Input rows
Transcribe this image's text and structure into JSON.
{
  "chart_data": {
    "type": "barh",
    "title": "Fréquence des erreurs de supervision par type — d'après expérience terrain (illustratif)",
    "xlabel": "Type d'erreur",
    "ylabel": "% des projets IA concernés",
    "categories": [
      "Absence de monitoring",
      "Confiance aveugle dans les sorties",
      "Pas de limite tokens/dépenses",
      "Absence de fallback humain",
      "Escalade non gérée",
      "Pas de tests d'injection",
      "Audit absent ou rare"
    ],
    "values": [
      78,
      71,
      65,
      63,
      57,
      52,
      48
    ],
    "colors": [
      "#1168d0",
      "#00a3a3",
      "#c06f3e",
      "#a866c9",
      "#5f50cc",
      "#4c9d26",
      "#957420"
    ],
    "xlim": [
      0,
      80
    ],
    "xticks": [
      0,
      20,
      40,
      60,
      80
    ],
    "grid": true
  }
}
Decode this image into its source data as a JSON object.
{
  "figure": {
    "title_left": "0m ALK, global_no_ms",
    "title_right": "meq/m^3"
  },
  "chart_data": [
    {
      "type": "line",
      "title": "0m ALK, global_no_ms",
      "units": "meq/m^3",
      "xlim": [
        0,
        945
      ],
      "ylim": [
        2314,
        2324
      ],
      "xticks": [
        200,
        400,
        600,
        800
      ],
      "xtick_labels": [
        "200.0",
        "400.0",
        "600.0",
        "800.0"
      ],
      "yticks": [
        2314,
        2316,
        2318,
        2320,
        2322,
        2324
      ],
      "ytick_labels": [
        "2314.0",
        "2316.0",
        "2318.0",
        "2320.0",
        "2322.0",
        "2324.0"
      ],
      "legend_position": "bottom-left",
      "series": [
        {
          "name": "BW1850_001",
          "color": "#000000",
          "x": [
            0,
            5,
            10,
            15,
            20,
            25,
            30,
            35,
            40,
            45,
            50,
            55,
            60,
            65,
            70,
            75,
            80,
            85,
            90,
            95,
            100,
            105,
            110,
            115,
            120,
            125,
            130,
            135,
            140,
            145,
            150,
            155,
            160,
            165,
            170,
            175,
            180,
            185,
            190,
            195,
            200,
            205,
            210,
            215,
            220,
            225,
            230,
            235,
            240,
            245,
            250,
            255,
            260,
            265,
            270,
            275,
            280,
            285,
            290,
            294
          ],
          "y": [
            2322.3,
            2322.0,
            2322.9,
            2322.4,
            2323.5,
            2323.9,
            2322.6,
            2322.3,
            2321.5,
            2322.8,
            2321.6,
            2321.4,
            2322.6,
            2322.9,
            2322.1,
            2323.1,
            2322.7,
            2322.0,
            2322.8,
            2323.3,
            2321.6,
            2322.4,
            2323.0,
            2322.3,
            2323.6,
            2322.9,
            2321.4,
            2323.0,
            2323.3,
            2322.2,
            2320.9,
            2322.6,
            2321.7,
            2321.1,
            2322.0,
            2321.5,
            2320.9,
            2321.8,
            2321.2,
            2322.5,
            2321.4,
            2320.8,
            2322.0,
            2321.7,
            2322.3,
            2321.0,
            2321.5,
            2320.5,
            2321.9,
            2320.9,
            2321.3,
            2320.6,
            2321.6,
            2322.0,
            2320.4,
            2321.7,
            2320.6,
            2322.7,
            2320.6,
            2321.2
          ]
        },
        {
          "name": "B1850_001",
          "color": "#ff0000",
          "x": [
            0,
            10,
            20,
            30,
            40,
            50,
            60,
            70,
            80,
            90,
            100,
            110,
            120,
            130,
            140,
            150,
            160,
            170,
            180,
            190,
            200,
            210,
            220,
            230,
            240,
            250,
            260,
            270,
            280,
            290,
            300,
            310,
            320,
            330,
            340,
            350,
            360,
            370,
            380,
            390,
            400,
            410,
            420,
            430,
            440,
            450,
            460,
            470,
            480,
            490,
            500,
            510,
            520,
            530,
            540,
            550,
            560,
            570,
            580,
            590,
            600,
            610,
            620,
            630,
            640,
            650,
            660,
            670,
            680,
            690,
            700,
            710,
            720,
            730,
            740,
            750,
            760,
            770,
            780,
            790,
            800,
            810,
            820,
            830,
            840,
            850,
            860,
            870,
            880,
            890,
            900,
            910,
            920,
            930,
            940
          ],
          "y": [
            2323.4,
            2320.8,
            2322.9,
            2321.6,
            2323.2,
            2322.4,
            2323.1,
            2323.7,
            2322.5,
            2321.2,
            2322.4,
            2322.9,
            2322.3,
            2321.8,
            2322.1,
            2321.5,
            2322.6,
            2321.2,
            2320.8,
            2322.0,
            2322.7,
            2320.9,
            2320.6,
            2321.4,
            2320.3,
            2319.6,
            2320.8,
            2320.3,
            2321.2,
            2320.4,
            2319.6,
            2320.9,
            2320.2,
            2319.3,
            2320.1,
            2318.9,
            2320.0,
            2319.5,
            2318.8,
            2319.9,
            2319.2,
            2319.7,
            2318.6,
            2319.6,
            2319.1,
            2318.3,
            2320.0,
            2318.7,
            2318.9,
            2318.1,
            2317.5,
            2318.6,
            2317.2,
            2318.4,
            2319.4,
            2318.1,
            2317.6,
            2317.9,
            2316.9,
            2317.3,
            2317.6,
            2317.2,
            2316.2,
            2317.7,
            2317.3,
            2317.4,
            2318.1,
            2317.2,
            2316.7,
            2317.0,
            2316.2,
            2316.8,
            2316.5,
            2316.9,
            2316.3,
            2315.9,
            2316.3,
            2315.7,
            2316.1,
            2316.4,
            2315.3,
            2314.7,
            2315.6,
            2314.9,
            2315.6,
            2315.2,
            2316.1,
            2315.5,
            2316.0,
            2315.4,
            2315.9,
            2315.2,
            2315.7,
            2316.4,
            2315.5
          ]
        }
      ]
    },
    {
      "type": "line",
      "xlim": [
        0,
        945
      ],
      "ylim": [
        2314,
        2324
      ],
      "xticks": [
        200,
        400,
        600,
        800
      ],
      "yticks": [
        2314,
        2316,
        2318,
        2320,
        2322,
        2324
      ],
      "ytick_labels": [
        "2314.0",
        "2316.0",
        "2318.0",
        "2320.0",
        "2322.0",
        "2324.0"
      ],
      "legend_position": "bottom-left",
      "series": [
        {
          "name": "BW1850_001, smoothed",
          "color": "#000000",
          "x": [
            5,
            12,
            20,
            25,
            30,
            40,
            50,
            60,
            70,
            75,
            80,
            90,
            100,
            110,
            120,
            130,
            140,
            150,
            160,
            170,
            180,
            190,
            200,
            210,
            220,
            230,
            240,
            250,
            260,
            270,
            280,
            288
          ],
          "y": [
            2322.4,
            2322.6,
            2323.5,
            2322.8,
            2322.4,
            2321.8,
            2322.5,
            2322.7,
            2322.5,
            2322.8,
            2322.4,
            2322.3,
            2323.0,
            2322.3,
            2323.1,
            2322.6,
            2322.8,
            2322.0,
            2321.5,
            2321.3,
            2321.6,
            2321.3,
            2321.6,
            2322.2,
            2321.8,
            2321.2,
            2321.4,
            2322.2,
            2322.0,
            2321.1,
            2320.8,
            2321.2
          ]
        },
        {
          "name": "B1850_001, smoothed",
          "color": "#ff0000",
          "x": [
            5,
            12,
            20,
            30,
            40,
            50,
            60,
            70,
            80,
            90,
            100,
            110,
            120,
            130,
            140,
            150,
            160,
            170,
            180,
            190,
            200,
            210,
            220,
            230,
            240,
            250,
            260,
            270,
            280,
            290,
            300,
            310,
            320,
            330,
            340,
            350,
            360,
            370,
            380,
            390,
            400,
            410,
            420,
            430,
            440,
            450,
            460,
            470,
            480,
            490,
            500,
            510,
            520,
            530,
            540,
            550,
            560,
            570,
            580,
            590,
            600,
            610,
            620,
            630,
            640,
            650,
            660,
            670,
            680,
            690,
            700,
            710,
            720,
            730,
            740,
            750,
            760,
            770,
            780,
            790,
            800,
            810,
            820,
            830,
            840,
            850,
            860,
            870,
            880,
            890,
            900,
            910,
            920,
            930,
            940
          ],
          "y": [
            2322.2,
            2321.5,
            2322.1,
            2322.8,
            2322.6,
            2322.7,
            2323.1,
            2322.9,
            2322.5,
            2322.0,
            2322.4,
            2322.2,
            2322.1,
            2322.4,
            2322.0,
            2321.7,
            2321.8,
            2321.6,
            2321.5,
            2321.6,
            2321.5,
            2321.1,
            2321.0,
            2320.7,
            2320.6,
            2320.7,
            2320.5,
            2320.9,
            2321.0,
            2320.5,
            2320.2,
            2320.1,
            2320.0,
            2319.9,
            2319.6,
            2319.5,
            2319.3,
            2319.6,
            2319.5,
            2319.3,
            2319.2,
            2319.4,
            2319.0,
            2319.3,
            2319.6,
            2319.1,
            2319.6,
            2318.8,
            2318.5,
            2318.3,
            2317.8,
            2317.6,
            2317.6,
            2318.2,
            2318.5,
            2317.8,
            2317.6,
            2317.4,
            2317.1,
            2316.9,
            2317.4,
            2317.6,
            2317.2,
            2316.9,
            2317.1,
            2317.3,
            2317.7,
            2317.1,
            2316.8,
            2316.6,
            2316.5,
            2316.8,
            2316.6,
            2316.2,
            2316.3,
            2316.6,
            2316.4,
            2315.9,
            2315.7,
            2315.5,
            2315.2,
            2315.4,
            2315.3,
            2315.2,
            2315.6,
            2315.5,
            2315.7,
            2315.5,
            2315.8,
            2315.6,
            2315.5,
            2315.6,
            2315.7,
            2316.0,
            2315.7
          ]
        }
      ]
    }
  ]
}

What to do
From the data, list each line in which the string "into" appears.

Output below
Transcribe this image's text and structure into JSON.
Decode this image into its source data as a JSON object.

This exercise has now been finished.